# DOCUMENT TEXT
YouTube is probably the greatest anthropological project ever launched. It has managed to expose the multitudes of the human condition more than any other medium ever created, and allowed people to express themselves in more diverse ways than at any point in history. This weekly column is an outlet for me to share with you some undiscovered gems, as well some very well-trodden gems, and discuss just what it is that makes the chosen accounts so intriguing.
WHO: SliverDrizzle and Qadoshezkaton
WHAT: Two archival music channels with very different music policies.
HOW MANY SUBSCRIBERS AT TIME OF WRITING: 7,570 and 312 respectively.
WHY SHOULD I CARE: For most of us, our relationship with YouTube began with music. We all hark back to the halcyon days of lyric videos made in Windows Movie Maker with endearing spelling errors. It was a simpler time, before Vevo, before ads, when uploading an Akon song alongside a slideshow of photos of Akon and the word "AKON" written in clip art was a true labour of love. There are less of these going around now as all the major labels have entered into aggressive takedown campaigns against any video which uses their music without authorisation. So now music on Youtube is less some kid in year 8 fade-cutting the lyrics to "Heartbroken" by T2, and more Meghan Trainor selling you Samsung Galaxys and subscriptions to Reader's Digest.
Still, even though it doesn't have the cute, youthfulness it once did, Youtube still has an impeccable archive of weird and varied genres of music: old flamenco, prog rock, Memphis rap – if it exists, it's probably on YouTube somewhere. The two channels I've chosen today are very different in terms of content, but share their desire to post music you won't find on Tidal.
Let's begin with SilverDrizzle. As I'm sure we're all aware, grime music is hitting the mainstream in a way it never has before. After a fallow period in the late 2000s, it was given a powerful rejuvenation via the return of some beloved originators - Wiley, Skepta, JME - and the breakthrough of some exciting young talent. But while its new faces and sounds are receiving their deserved kudos, one guy has been mining and researching the heady backlog of lost instrumentals, radio sets, freestyles and everything else: from a second version of So Solid's Dilemma to a "slew" of grime's current boss don Skepta by former SLK MC Van Damage (who I'm told now runs a strip club). SliverDrizzle exposes all of the minutiae in this varied, important scene.
Every track on here is indicative of a time and a place. This is much the same with any music channel that dedicates itself to making sure people know what happened in the genre of their choice, how it grew, where it changed and shifted.

Document layout detection data

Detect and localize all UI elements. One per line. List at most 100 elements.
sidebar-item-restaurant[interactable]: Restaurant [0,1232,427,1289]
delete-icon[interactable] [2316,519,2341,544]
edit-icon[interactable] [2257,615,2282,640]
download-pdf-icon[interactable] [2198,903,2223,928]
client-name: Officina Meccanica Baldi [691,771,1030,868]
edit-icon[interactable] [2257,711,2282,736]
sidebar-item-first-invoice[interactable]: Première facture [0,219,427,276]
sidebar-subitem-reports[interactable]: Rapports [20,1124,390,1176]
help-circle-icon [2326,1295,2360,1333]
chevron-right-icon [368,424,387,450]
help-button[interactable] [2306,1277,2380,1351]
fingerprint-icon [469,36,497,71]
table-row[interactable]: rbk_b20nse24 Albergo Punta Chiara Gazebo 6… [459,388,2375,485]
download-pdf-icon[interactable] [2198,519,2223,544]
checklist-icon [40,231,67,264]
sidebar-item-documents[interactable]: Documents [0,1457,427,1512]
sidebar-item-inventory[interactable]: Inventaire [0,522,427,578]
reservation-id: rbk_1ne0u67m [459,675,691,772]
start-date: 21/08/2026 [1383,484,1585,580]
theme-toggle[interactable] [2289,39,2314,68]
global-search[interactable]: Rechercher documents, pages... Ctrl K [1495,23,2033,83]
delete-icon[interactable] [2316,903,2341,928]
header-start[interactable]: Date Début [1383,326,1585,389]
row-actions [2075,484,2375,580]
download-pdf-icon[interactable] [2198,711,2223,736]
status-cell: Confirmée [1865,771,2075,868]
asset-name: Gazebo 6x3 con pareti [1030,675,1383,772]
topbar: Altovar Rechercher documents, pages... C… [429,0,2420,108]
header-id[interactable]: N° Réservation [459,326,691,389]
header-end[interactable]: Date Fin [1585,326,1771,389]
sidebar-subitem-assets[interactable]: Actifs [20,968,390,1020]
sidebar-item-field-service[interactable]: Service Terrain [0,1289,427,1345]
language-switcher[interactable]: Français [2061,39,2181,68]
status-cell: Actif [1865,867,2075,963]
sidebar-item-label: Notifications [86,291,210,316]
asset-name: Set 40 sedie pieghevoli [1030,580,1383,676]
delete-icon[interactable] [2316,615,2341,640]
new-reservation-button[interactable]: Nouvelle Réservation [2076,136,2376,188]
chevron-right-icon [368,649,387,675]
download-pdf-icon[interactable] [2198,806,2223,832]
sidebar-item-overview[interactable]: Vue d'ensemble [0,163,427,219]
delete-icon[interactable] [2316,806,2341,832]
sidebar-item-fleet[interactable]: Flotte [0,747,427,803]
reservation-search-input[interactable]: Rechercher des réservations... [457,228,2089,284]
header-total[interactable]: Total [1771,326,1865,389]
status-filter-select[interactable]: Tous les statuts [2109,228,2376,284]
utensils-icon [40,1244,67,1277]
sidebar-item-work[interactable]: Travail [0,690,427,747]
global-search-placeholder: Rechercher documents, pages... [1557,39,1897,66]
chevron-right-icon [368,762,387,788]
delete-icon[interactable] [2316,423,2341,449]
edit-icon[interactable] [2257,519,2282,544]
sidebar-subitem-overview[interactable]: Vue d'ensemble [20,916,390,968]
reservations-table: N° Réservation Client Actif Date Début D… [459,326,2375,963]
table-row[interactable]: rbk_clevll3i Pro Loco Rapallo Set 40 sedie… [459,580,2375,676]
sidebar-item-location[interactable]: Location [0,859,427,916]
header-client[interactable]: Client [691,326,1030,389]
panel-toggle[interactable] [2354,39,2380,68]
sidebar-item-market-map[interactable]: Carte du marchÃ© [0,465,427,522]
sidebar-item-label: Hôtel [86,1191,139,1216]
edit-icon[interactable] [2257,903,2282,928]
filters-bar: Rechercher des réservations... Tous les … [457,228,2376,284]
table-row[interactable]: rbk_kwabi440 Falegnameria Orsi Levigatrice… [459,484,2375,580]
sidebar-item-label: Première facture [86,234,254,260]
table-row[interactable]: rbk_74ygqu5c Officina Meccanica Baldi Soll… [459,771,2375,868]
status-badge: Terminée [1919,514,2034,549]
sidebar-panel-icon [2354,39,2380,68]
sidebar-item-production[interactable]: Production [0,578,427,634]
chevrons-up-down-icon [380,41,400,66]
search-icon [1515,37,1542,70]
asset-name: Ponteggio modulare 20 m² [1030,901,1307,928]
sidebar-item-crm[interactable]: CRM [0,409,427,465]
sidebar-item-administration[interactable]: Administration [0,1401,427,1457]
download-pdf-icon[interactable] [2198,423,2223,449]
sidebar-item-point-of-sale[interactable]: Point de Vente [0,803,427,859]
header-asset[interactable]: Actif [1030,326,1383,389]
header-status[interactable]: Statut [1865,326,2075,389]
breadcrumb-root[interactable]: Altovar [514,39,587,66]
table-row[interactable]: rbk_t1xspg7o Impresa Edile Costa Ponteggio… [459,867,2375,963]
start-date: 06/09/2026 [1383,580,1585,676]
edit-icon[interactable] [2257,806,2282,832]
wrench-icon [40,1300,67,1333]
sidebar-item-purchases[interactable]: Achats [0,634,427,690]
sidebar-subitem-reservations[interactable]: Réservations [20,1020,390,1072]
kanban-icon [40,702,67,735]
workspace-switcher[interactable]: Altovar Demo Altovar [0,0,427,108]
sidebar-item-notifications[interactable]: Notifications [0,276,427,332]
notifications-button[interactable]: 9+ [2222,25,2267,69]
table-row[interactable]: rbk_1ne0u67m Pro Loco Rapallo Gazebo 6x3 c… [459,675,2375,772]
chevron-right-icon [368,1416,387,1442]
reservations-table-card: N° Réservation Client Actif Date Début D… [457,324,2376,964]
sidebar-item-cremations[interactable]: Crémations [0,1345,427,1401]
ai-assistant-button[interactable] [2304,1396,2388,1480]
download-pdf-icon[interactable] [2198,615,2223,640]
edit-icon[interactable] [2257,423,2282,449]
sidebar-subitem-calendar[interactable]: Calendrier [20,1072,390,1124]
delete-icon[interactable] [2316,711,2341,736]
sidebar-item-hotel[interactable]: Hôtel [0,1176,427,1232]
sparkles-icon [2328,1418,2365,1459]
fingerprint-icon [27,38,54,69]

# TASK DETAILS
List the beloved originators whose return, according to the YouTube column, gave grime music a powerful rejuvenation.

# WRITTEN SOLUTION
Wiley, Skepta, JME